**Record list**.
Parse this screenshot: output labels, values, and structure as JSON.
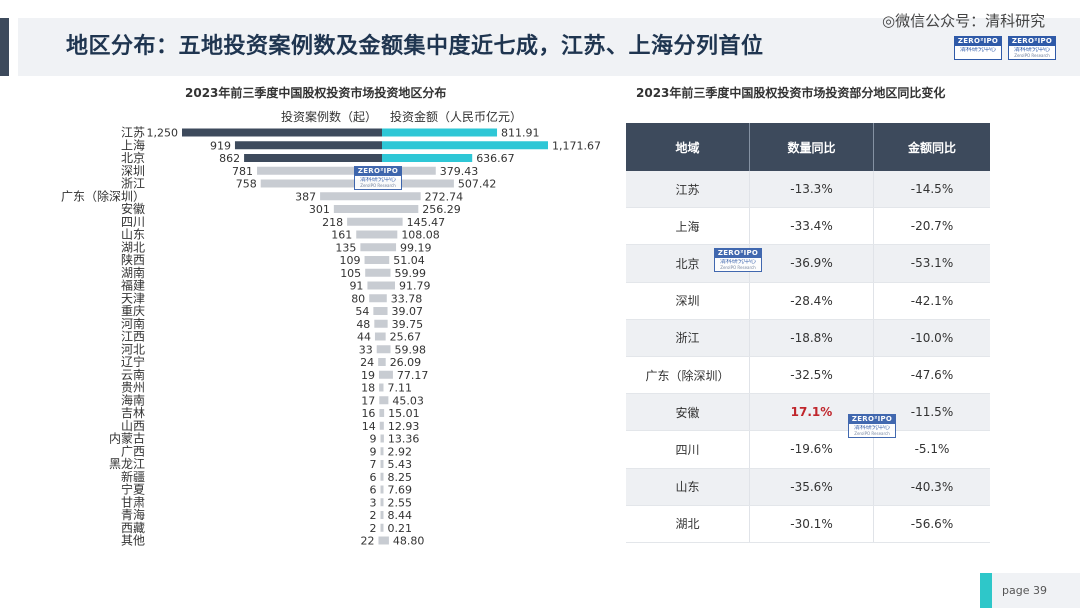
{
  "page": {
    "title": "地区分布：五地投资案例数及金额集中度近七成，江苏、上海分列首位",
    "watermark": "◎微信公众号：清科研究",
    "page_label": "page  39"
  },
  "logo": {
    "top": "ZERO²IPO",
    "bottom": "清科研究中心",
    "sub": "ZeroIPO Research"
  },
  "colors": {
    "count_bar_dark": "#3d4a5c",
    "count_bar_light": "#c8ccd2",
    "amount_bar_cyan": "#2ec7d6",
    "amount_bar_light": "#c8ccd2",
    "highlight_red": "#c0262c",
    "table_header": "#3d4a5c"
  },
  "chart_data": [
    {
      "type": "bar",
      "orientation": "horizontal-diverging",
      "title": "2023年前三季度中国股权投资市场投资地区分布",
      "legend": [
        "投资案例数（起）",
        "投资金额（人民币亿元）"
      ],
      "categories": [
        "江苏",
        "上海",
        "北京",
        "深圳",
        "浙江",
        "广东（除深圳）",
        "安徽",
        "四川",
        "山东",
        "湖北",
        "陕西",
        "湖南",
        "福建",
        "天津",
        "重庆",
        "河南",
        "江西",
        "河北",
        "辽宁",
        "云南",
        "贵州",
        "海南",
        "吉林",
        "山西",
        "内蒙古",
        "广西",
        "黑龙江",
        "新疆",
        "宁夏",
        "甘肃",
        "青海",
        "西藏",
        "其他"
      ],
      "series": [
        {
          "name": "投资案例数（起）",
          "values": [
            1250,
            919,
            862,
            781,
            758,
            387,
            301,
            218,
            161,
            135,
            109,
            105,
            91,
            80,
            54,
            48,
            44,
            33,
            24,
            19,
            18,
            17,
            16,
            14,
            9,
            9,
            7,
            6,
            6,
            3,
            2,
            2,
            22
          ],
          "labels": [
            "1,250",
            "919",
            "862",
            "781",
            "758",
            "387",
            "301",
            "218",
            "161",
            "135",
            "109",
            "105",
            "91",
            "80",
            "54",
            "48",
            "44",
            "33",
            "24",
            "19",
            "18",
            "17",
            "16",
            "14",
            "9",
            "9",
            "7",
            "6",
            "6",
            "3",
            "2",
            "2",
            "22"
          ]
        },
        {
          "name": "投资金额（人民币亿元）",
          "values": [
            811.91,
            1171.67,
            636.67,
            379.43,
            507.42,
            272.74,
            256.29,
            145.47,
            108.08,
            99.19,
            51.04,
            59.99,
            91.79,
            33.78,
            39.07,
            39.75,
            25.67,
            59.98,
            26.09,
            77.17,
            7.11,
            45.03,
            15.01,
            12.93,
            13.36,
            2.92,
            5.43,
            8.25,
            7.69,
            2.55,
            8.44,
            0.21,
            48.8
          ],
          "labels": [
            "811.91",
            "1,171.67",
            "636.67",
            "379.43",
            "507.42",
            "272.74",
            "256.29",
            "145.47",
            "108.08",
            "99.19",
            "51.04",
            "59.99",
            "91.79",
            "33.78",
            "39.07",
            "39.75",
            "25.67",
            "59.98",
            "26.09",
            "77.17",
            "7.11",
            "45.03",
            "15.01",
            "12.93",
            "13.36",
            "2.92",
            "5.43",
            "8.25",
            "7.69",
            "2.55",
            "8.44",
            "0.21",
            "48.80"
          ]
        }
      ],
      "highlighted_top": 3,
      "xlim_count": [
        0,
        1250
      ],
      "xlim_amount": [
        0,
        1171.67
      ]
    },
    {
      "type": "table",
      "title": "2023年前三季度中国股权投资市场投资部分地区同比变化",
      "columns": [
        "地域",
        "数量同比",
        "金额同比"
      ],
      "rows": [
        [
          "江苏",
          "-13.3%",
          "-14.5%"
        ],
        [
          "上海",
          "-33.4%",
          "-20.7%"
        ],
        [
          "北京",
          "-36.9%",
          "-53.1%"
        ],
        [
          "深圳",
          "-28.4%",
          "-42.1%"
        ],
        [
          "浙江",
          "-18.8%",
          "-10.0%"
        ],
        [
          "广东（除深圳）",
          "-32.5%",
          "-47.6%"
        ],
        [
          "安徽",
          "17.1%",
          "-11.5%"
        ],
        [
          "四川",
          "-19.6%",
          "-5.1%"
        ],
        [
          "山东",
          "-35.6%",
          "-40.3%"
        ],
        [
          "湖北",
          "-30.1%",
          "-56.6%"
        ]
      ],
      "highlight_cell": {
        "row": 6,
        "col": 1
      }
    }
  ]
}
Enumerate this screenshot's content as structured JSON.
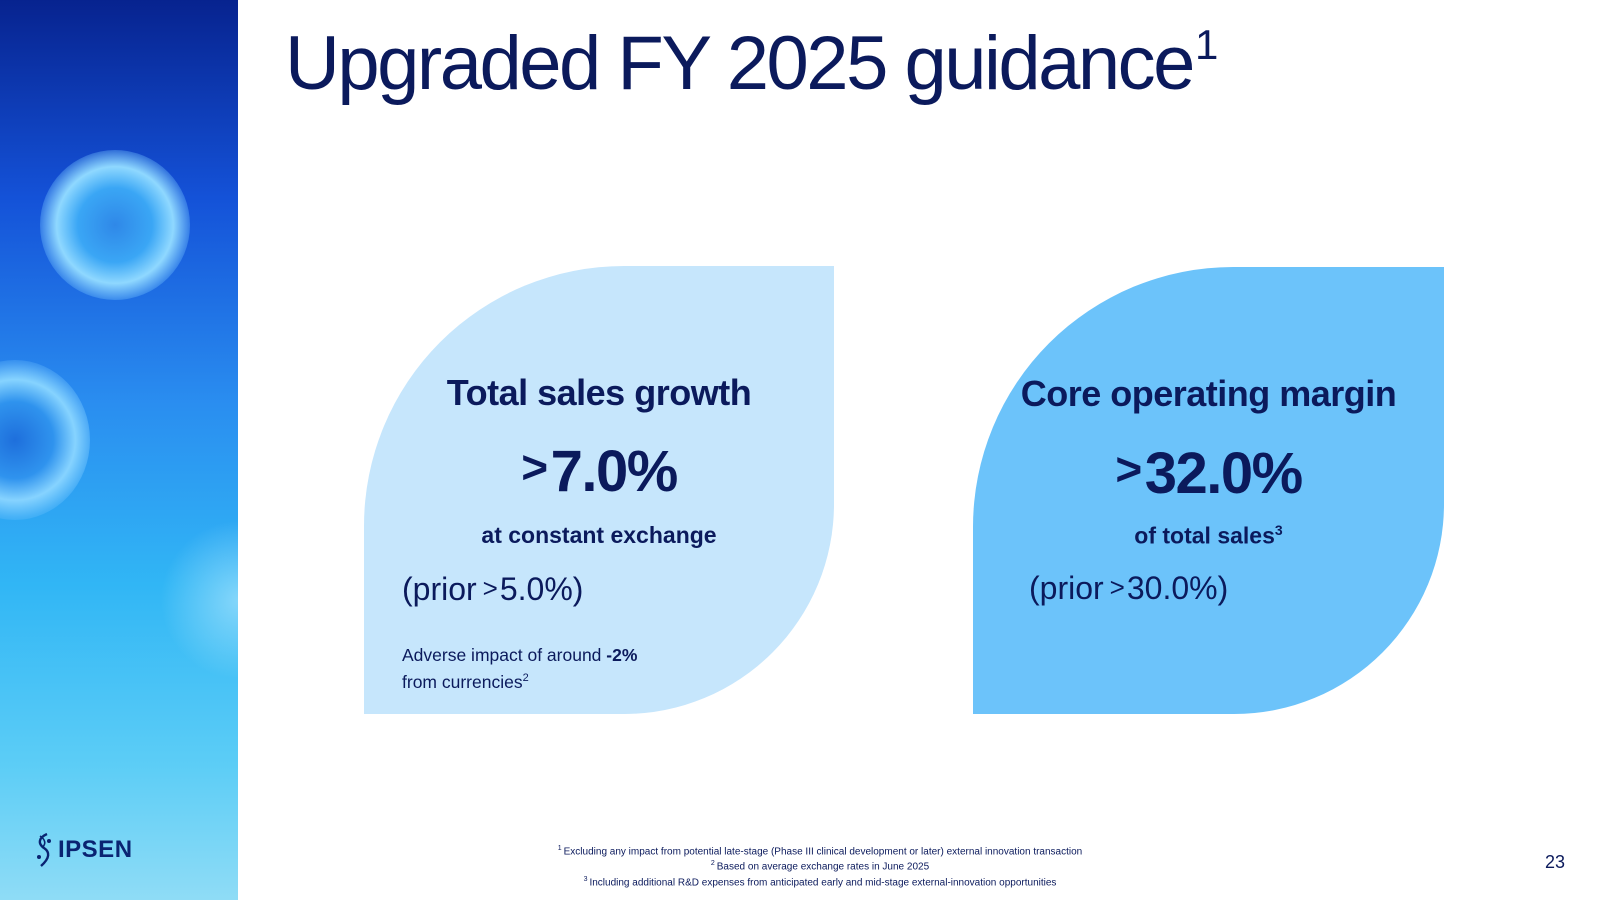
{
  "slide": {
    "title": "Upgraded FY 2025 guidance",
    "title_sup": "1",
    "page_number": "23"
  },
  "logo": {
    "text": "IPSEN",
    "icon": "ipsen-logo-icon"
  },
  "cards": {
    "sales": {
      "title": "Total sales growth",
      "symbol": ">",
      "value": "7.0%",
      "subtitle": "at constant exchange",
      "prior_label": "(prior",
      "prior_symbol": ">",
      "prior_value": "5.0%)",
      "note_line1_start": "Adverse impact of around ",
      "note_bold": "-2%",
      "note_line2": "from currencies",
      "note_sup": "2"
    },
    "margin": {
      "title": "Core operating margin",
      "symbol": ">",
      "value": "32.0%",
      "subtitle": "of total sales",
      "subtitle_sup": "3",
      "prior_label": "(prior",
      "prior_symbol": ">",
      "prior_value": "30.0%)"
    }
  },
  "footnotes": [
    {
      "num": "1",
      "text": "Excluding any impact from potential late-stage (Phase III clinical development or later) external innovation transaction"
    },
    {
      "num": "2",
      "text": "Based on average exchange rates in June 2025"
    },
    {
      "num": "3",
      "text": "Including additional R&D expenses from anticipated early and mid-stage external-innovation opportunities"
    }
  ],
  "colors": {
    "navy": "#0b1a5c",
    "card_light": "#c6e6fc",
    "card_dark": "#6cc3fa"
  }
}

**What you have to do**. In the listing, find each line with the string "stage" and copy it.

**In response**.
      "text": "Excluding any impact from potential late-stage (Phase III clinical development or later) external innovation transaction"
      "text": "Including additional R&D expenses from anticipated early and mid-stage external-innovation opportunities"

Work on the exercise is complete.